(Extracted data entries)
——

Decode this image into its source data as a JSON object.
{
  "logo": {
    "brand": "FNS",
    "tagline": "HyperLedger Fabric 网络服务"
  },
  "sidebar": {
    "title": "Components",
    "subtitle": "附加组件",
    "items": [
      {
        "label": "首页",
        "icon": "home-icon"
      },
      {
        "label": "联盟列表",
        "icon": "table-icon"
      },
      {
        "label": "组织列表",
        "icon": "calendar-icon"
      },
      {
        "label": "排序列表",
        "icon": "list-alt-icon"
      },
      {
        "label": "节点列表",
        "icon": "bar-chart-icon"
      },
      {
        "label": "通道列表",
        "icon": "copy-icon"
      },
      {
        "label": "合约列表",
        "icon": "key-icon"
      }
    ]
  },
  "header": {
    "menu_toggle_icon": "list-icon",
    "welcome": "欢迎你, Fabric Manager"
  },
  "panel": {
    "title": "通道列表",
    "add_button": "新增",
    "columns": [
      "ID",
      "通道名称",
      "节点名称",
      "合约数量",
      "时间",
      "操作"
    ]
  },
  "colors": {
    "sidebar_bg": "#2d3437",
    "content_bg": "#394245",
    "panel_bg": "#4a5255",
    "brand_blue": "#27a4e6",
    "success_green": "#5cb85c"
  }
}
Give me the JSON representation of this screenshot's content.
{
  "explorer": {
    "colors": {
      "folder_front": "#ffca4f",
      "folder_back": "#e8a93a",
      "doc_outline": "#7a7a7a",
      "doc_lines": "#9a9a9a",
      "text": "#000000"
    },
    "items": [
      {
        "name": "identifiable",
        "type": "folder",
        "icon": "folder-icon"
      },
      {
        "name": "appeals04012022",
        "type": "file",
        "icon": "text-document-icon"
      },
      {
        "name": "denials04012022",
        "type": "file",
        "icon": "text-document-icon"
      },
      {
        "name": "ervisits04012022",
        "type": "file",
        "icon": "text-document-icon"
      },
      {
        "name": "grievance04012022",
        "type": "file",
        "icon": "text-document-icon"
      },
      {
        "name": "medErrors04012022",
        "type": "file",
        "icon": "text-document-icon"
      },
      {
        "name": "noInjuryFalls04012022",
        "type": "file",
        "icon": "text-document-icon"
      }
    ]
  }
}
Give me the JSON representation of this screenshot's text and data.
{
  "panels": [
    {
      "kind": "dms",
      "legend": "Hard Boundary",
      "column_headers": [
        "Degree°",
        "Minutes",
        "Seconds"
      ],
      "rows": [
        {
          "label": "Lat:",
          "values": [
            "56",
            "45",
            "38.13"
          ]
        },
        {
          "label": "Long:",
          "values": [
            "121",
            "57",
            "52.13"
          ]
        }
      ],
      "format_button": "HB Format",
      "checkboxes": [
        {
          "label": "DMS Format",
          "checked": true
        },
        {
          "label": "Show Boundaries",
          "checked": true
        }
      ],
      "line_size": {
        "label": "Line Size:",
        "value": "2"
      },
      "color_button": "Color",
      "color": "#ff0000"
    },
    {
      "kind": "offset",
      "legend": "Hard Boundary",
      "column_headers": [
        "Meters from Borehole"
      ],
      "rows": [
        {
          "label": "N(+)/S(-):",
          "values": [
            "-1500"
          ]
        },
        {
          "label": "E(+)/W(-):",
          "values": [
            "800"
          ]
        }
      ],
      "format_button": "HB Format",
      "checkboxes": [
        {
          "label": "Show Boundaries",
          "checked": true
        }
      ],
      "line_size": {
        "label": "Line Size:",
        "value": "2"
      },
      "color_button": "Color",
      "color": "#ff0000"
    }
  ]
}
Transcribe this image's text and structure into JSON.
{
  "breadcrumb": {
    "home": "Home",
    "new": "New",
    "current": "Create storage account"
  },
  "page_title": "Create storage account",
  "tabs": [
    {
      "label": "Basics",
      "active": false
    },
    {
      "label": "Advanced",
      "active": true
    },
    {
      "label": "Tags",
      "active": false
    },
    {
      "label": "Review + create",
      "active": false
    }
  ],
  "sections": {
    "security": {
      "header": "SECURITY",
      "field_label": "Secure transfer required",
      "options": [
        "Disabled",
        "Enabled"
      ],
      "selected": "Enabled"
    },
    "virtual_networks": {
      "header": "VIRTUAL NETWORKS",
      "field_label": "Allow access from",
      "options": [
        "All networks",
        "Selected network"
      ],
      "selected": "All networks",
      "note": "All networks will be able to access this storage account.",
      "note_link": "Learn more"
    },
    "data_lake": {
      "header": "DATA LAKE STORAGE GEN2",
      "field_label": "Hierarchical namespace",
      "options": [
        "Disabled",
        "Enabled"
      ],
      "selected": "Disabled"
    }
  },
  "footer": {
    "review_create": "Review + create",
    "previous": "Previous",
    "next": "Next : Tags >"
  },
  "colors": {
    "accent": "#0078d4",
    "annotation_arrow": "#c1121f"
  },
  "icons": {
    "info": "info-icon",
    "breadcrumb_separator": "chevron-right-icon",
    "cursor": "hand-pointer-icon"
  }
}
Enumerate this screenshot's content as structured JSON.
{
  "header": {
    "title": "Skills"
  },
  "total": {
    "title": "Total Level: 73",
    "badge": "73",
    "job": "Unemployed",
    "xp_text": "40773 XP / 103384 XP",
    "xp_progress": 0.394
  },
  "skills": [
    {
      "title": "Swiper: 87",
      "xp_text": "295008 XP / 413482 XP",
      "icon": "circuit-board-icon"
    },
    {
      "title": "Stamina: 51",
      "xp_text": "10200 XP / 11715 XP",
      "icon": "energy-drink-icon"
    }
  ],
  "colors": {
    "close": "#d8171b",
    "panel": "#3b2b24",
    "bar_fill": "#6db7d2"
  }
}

——

Problem requirements:
Every entry above should be retyped exactly as shown.

Output for this task:
Decode this image into its source data as a JSON object.
{
  "logo": {
    "brand": "FNS",
    "tagline": "HyperLedger Fabric 网络服务"
  },
  "sidebar": {
    "title": "Components",
    "subtitle": "附加组件",
    "items": [
      {
        "label": "首页",
        "icon": "home-icon"
      },
      {
        "label": "联盟列表",
        "icon": "table-icon"
      },
      {
        "label": "组织列表",
        "icon": "calendar-icon"
      },
      {
        "label": "排序列表",
        "icon": "list-alt-icon"
      },
      {
        "label": "节点列表",
        "icon": "bar-chart-icon"
      },
      {
        "label": "通道列表",
        "icon": "copy-icon"
      },
      {
        "label": "合约列表",
        "icon": "key-icon"
      }
    ]
  },
  "header": {
    "menu_toggle_icon": "list-icon",
    "welcome": "欢迎你, Fabric Manager"
  },
  "panel": {
    "title": "通道列表",
    "add_button": "新增",
    "columns": [
      "ID",
      "通道名称",
      "节点名称",
      "合约数量",
      "时间",
      "操作"
    ]
  },
  "colors": {
    "sidebar_bg": "#2d3437",
    "content_bg": "#394245",
    "panel_bg": "#4a5255",
    "brand_blue": "#27a4e6",
    "success_green": "#5cb85c"
  }
}
Give me the JSON representation of this screenshot's content.
{
  "explorer": {
    "colors": {
      "folder_front": "#ffca4f",
      "folder_back": "#e8a93a",
      "doc_outline": "#7a7a7a",
      "doc_lines": "#9a9a9a",
      "text": "#000000"
    },
    "items": [
      {
        "name": "identifiable",
        "type": "folder",
        "icon": "folder-icon"
      },
      {
        "name": "appeals04012022",
        "type": "file",
        "icon": "text-document-icon"
      },
      {
        "name": "denials04012022",
        "type": "file",
        "icon": "text-document-icon"
      },
      {
        "name": "ervisits04012022",
        "type": "file",
        "icon": "text-document-icon"
      },
      {
        "name": "grievance04012022",
        "type": "file",
        "icon": "text-document-icon"
      },
      {
        "name": "medErrors04012022",
        "type": "file",
        "icon": "text-document-icon"
      },
      {
        "name": "noInjuryFalls04012022",
        "type": "file",
        "icon": "text-document-icon"
      }
    ]
  }
}
Give me the JSON representation of this screenshot's text and data.
{
  "panels": [
    {
      "kind": "dms",
      "legend": "Hard Boundary",
      "column_headers": [
        "Degree°",
        "Minutes",
        "Seconds"
      ],
      "rows": [
        {
          "label": "Lat:",
          "values": [
            "56",
            "45",
            "38.13"
          ]
        },
        {
          "label": "Long:",
          "values": [
            "121",
            "57",
            "52.13"
          ]
        }
      ],
      "format_button": "HB Format",
      "checkboxes": [
        {
          "label": "DMS Format",
          "checked": true
        },
        {
          "label": "Show Boundaries",
          "checked": true
        }
      ],
      "line_size": {
        "label": "Line Size:",
        "value": "2"
      },
      "color_button": "Color",
      "color": "#ff0000"
    },
    {
      "kind": "offset",
      "legend": "Hard Boundary",
      "column_headers": [
        "Meters from Borehole"
      ],
      "rows": [
        {
          "label": "N(+)/S(-):",
          "values": [
            "-1500"
          ]
        },
        {
          "label": "E(+)/W(-):",
          "values": [
            "800"
          ]
        }
      ],
      "format_button": "HB Format",
      "checkboxes": [
        {
          "label": "Show Boundaries",
          "checked": true
        }
      ],
      "line_size": {
        "label": "Line Size:",
        "value": "2"
      },
      "color_button": "Color",
      "color": "#ff0000"
    }
  ]
}
Transcribe this image's text and structure into JSON.
{
  "breadcrumb": {
    "home": "Home",
    "new": "New",
    "current": "Create storage account"
  },
  "page_title": "Create storage account",
  "tabs": [
    {
      "label": "Basics",
      "active": false
    },
    {
      "label": "Advanced",
      "active": true
    },
    {
      "label": "Tags",
      "active": false
    },
    {
      "label": "Review + create",
      "active": false
    }
  ],
  "sections": {
    "security": {
      "header": "SECURITY",
      "field_label": "Secure transfer required",
      "options": [
        "Disabled",
        "Enabled"
      ],
      "selected": "Enabled"
    },
    "virtual_networks": {
      "header": "VIRTUAL NETWORKS",
      "field_label": "Allow access from",
      "options": [
        "All networks",
        "Selected network"
      ],
      "selected": "All networks",
      "note": "All networks will be able to access this storage account.",
      "note_link": "Learn more"
    },
    "data_lake": {
      "header": "DATA LAKE STORAGE GEN2",
      "field_label": "Hierarchical namespace",
      "options": [
        "Disabled",
        "Enabled"
      ],
      "selected": "Disabled"
    }
  },
  "footer": {
    "review_create": "Review + create",
    "previous": "Previous",
    "next": "Next : Tags >"
  },
  "colors": {
    "accent": "#0078d4",
    "annotation_arrow": "#c1121f"
  },
  "icons": {
    "info": "info-icon",
    "breadcrumb_separator": "chevron-right-icon",
    "cursor": "hand-pointer-icon"
  }
}
Enumerate this screenshot's content as structured JSON.
{
  "header": {
    "title": "Skills"
  },
  "total": {
    "title": "Total Level: 73",
    "badge": "73",
    "job": "Unemployed",
    "xp_text": "40773 XP / 103384 XP",
    "xp_progress": 0.394
  },
  "skills": [
    {
      "title": "Swiper: 87",
      "xp_text": "295008 XP / 413482 XP",
      "icon": "circuit-board-icon"
    },
    {
      "title": "Stamina: 51",
      "xp_text": "10200 XP / 11715 XP",
      "icon": "energy-drink-icon"
    }
  ],
  "colors": {
    "close": "#d8171b",
    "panel": "#3b2b24",
    "bar_fill": "#6db7d2"
  }
}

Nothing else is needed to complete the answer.